Traverse of the Cuillin Ridge
A few weekends ago John, Declan and I went to the Isle of Skye in Scotland to traverse the Cuillin Ridge. This isn't one of those veni-vidi-vici trip reports that a better prepared team might have been able to write - we learnt a lot of lessons about mountaineering though.

The Isle of Skye is on the North West coast of Scotland. It's not really an island in my books - at least not since they built a bridge five years or so ago. Anyway, that's not important. What is important is that it has mountains. Real mountains. Big sharp pointy ones, with gorges and scree slopes, gendarmes and sentry boxes. I'm buggered if I know what a gendarme or a sentry box is, but the guide book mentions them. More than likely we abseiled off one or got lost on one.

We based ourselves in a place called Sligachain. Not much to it really - a pub on one side of the road, a field of tents on the other. It does have the three things you miss most when camping in the wild: a toilet, a shower and a pint. The evening was glorious when we arrived, sunshine, warm breeze, not a midge in sight. We went to bed fairly early that night - we'd all been up at five to catch the plane to Glasgow, and the following nine hours of train and bus finished us off.

> [Problems and tasks]:
1. In the trip report, where did the group base themselves on Skye?
2. Echo the trip report's words from "The Isle of Skye is" up to and including "lost on one.".

> [Record extracts]:
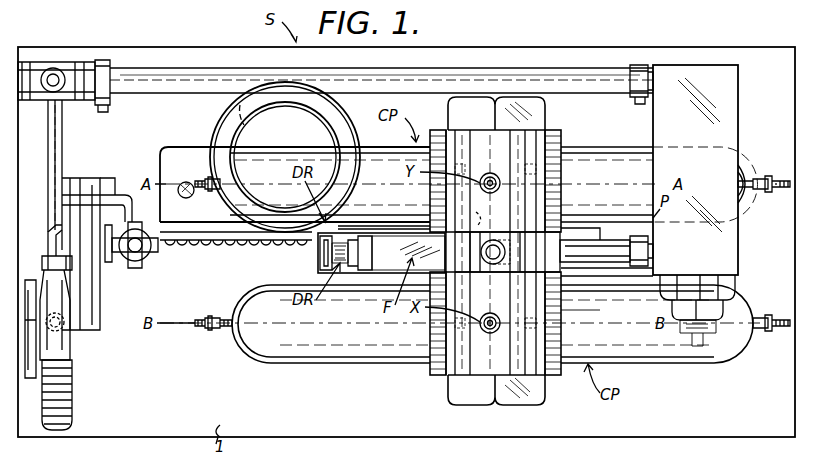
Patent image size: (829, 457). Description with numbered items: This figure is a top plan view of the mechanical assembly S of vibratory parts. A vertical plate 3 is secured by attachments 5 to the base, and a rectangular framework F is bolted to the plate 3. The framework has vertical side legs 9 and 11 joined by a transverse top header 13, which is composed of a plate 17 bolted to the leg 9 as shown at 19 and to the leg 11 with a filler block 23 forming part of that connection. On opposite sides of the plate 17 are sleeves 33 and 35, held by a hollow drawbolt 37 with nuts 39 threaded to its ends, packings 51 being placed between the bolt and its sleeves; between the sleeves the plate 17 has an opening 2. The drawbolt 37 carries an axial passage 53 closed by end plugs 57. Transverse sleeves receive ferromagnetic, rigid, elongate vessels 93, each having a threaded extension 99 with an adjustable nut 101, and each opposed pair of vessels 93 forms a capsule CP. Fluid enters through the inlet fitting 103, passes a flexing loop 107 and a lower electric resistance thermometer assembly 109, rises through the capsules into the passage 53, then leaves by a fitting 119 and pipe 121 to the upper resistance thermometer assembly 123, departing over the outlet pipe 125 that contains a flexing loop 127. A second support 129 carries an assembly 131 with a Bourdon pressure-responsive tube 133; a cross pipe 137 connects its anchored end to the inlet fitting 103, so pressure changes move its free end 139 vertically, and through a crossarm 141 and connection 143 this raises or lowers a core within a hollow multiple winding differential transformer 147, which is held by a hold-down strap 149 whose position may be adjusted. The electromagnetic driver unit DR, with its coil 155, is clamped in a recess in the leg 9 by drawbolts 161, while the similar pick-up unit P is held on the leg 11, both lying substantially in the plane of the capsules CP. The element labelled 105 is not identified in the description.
---
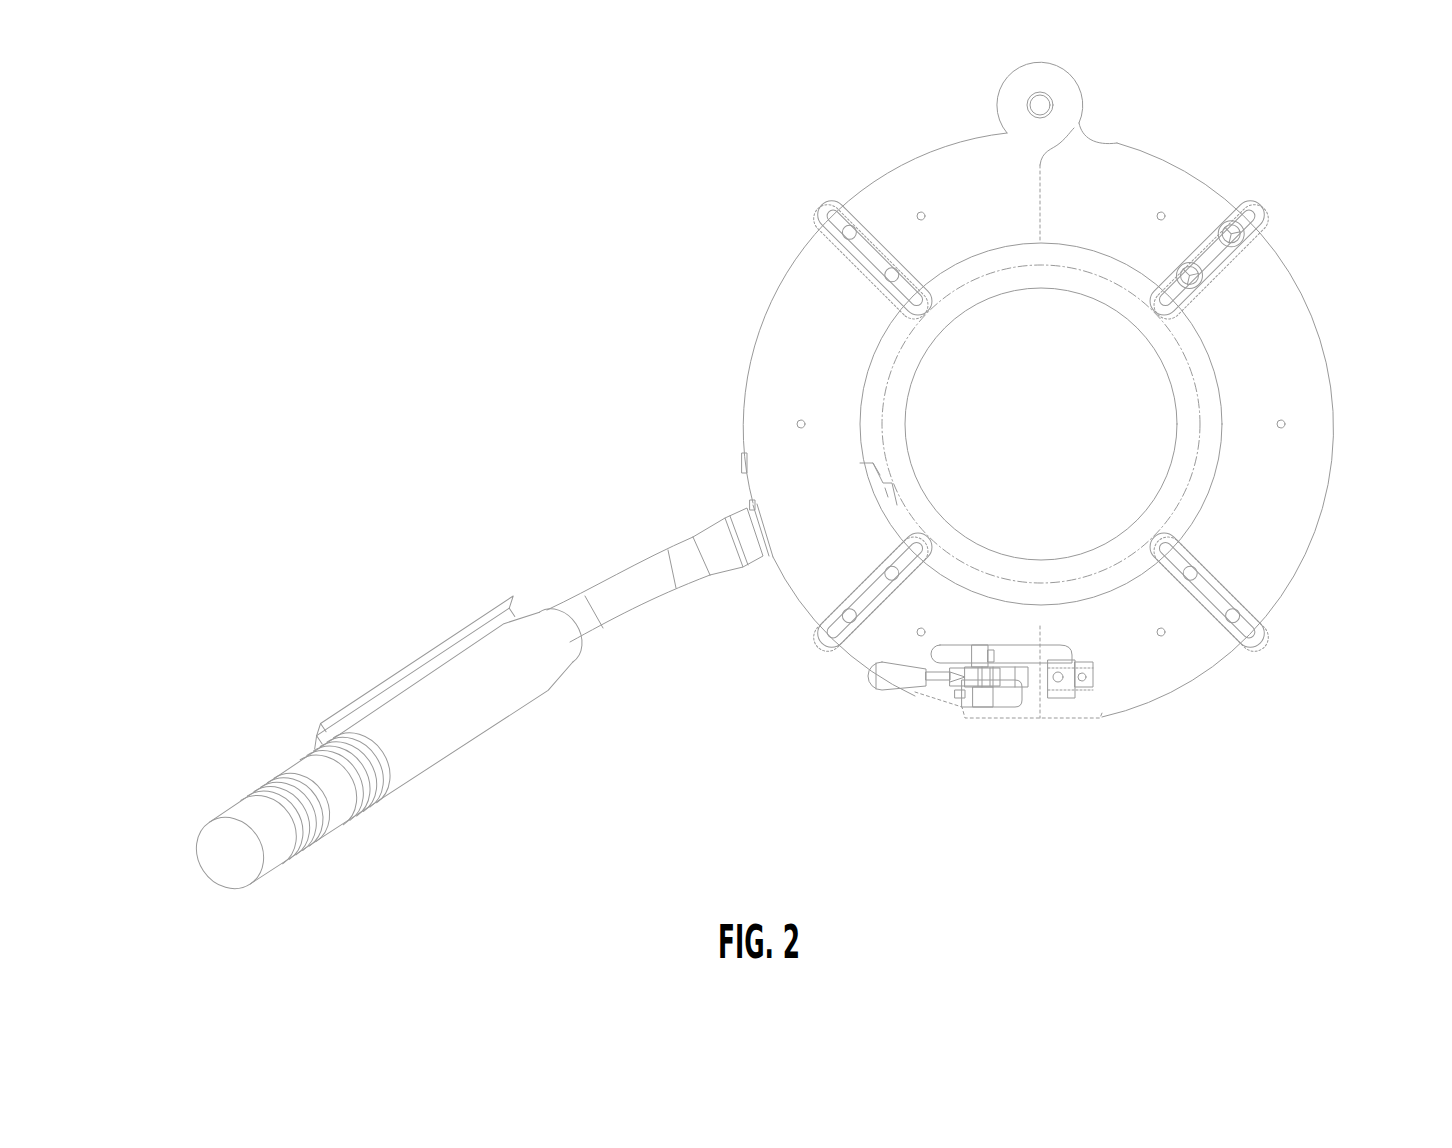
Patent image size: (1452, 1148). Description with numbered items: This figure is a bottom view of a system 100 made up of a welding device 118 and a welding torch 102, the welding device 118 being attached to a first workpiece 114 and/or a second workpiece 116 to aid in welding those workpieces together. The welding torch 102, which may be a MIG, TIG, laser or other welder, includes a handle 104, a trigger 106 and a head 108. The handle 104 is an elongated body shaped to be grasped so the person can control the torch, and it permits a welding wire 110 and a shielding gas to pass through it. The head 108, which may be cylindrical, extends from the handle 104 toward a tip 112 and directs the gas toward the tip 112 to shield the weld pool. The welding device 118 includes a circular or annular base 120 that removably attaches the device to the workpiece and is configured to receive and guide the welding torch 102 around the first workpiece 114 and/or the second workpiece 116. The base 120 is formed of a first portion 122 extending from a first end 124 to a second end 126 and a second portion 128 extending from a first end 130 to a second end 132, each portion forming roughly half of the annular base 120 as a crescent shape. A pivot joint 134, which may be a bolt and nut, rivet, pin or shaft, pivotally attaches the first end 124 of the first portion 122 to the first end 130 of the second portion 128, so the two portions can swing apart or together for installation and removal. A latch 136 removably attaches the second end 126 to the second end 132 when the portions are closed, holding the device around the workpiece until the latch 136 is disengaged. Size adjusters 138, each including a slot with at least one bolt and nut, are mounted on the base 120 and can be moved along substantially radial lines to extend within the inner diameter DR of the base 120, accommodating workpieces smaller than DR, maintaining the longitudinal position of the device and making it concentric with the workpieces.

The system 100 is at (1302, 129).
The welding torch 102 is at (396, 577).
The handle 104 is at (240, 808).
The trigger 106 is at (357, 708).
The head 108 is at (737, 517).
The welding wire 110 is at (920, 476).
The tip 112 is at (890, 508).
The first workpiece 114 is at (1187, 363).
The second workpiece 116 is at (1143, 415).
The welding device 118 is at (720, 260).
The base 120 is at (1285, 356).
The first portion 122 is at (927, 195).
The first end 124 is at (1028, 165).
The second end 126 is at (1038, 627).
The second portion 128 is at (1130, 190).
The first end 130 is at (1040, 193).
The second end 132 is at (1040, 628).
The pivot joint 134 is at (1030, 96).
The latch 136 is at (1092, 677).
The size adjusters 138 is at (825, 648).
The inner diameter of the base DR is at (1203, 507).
...
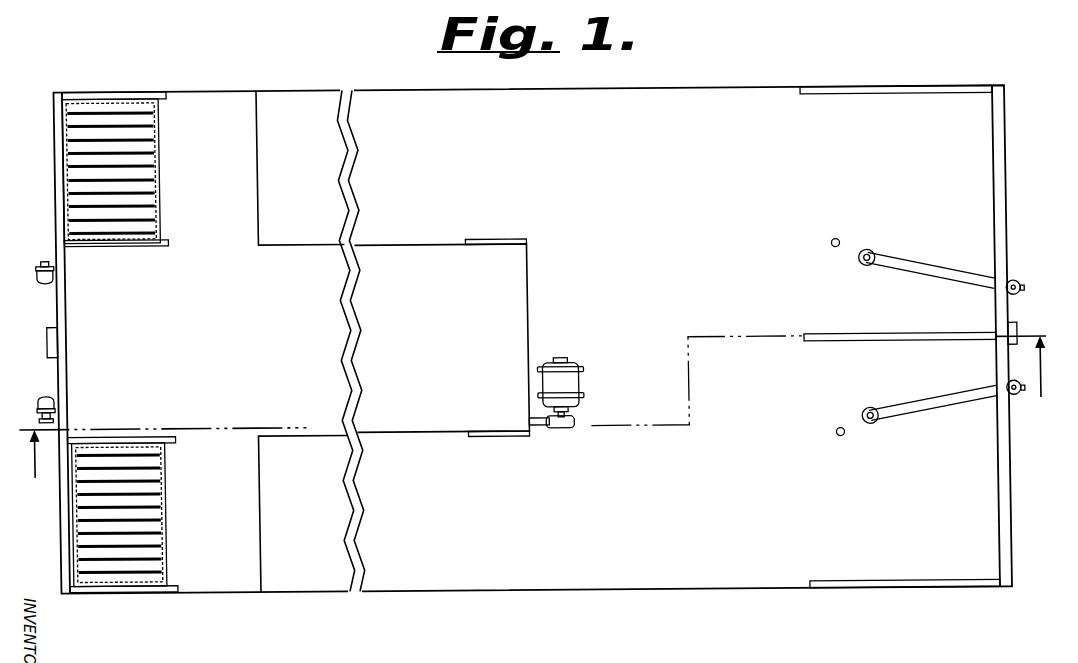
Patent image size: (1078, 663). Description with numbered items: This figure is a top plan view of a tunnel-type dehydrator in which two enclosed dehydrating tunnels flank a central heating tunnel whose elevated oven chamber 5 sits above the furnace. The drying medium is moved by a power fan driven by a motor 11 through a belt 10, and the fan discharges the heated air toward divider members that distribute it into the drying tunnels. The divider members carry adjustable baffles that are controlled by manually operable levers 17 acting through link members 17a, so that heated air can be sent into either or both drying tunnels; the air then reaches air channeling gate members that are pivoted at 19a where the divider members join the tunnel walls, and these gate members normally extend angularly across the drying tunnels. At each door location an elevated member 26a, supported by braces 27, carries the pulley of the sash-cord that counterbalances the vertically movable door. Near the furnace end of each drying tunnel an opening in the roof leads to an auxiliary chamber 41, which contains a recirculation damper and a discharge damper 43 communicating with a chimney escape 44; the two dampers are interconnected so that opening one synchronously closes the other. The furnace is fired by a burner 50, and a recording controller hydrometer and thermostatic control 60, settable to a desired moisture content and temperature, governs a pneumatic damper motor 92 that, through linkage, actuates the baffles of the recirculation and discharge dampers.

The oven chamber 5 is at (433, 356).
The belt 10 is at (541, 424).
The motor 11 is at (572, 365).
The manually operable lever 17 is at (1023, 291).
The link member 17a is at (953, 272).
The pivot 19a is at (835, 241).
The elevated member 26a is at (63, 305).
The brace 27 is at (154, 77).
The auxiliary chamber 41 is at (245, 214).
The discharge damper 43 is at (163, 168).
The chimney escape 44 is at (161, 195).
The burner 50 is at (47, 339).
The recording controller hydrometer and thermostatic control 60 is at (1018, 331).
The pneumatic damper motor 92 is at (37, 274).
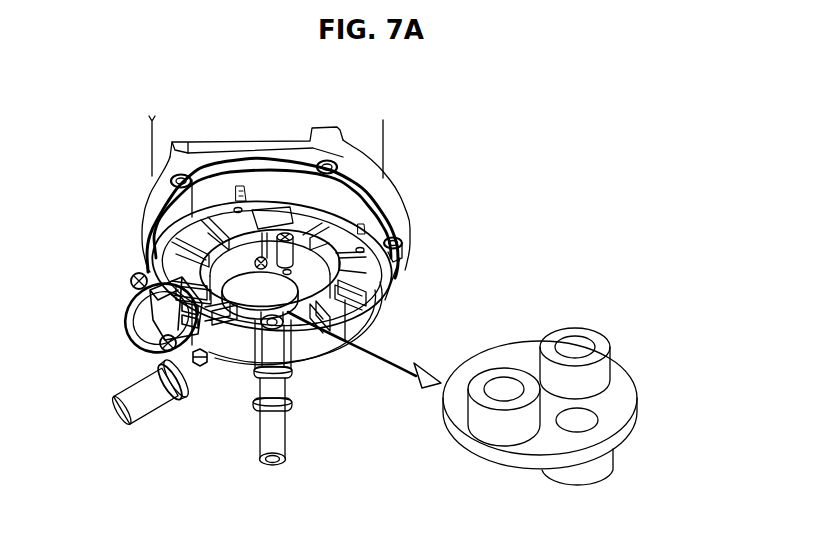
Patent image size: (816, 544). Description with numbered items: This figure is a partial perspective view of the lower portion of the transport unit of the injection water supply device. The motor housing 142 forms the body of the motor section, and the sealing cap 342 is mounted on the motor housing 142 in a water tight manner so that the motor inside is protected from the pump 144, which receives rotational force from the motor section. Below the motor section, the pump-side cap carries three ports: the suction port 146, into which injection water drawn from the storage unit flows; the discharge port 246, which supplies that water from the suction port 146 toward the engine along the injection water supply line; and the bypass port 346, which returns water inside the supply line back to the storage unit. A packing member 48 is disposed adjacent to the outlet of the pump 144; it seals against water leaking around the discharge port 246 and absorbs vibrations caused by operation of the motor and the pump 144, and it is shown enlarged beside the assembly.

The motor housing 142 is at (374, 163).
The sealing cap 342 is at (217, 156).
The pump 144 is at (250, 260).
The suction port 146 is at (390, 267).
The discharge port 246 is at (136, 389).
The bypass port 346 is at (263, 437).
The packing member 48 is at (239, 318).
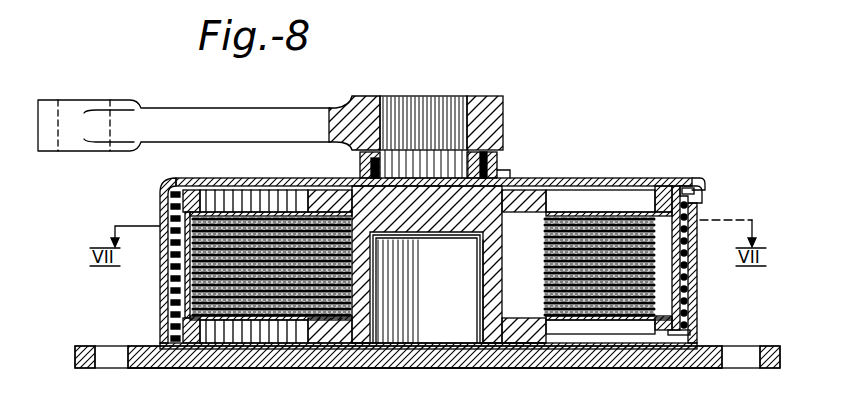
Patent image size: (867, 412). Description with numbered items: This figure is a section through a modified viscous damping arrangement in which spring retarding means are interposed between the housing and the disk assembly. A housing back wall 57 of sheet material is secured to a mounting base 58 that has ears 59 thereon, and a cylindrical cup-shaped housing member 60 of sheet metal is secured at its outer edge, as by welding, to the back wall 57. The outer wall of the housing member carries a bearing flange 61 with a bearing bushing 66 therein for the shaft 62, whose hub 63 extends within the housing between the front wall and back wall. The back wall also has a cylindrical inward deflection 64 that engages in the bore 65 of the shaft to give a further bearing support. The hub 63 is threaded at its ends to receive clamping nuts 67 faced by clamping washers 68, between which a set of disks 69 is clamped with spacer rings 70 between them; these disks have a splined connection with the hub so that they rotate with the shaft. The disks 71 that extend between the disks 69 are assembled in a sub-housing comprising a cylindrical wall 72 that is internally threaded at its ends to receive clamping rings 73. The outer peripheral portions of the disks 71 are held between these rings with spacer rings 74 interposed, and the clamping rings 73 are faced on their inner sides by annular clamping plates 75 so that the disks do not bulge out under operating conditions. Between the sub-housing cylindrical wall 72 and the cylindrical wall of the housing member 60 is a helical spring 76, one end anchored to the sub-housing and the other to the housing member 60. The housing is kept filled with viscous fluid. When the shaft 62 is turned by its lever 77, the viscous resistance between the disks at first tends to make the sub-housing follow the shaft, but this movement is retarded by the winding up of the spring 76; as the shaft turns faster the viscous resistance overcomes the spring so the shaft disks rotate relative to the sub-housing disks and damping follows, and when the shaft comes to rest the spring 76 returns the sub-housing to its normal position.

> [Solutions per task]:
1. Sligachain

2.
The Isle of Skye is on the North West coast of Scotland. It's not really an island in my books - at least not since they built a bridge five years or so ago. Anyway, that's not important. What is important is that it has mountains. Real mountains. Big sharp pointy ones, with gorges and scree slopes, gendarmes and sentry boxes. I'm buggered if I know what a gendarme or a sentry box is, but the guide book mentions them. More than likely we abseiled off one or got lost on one.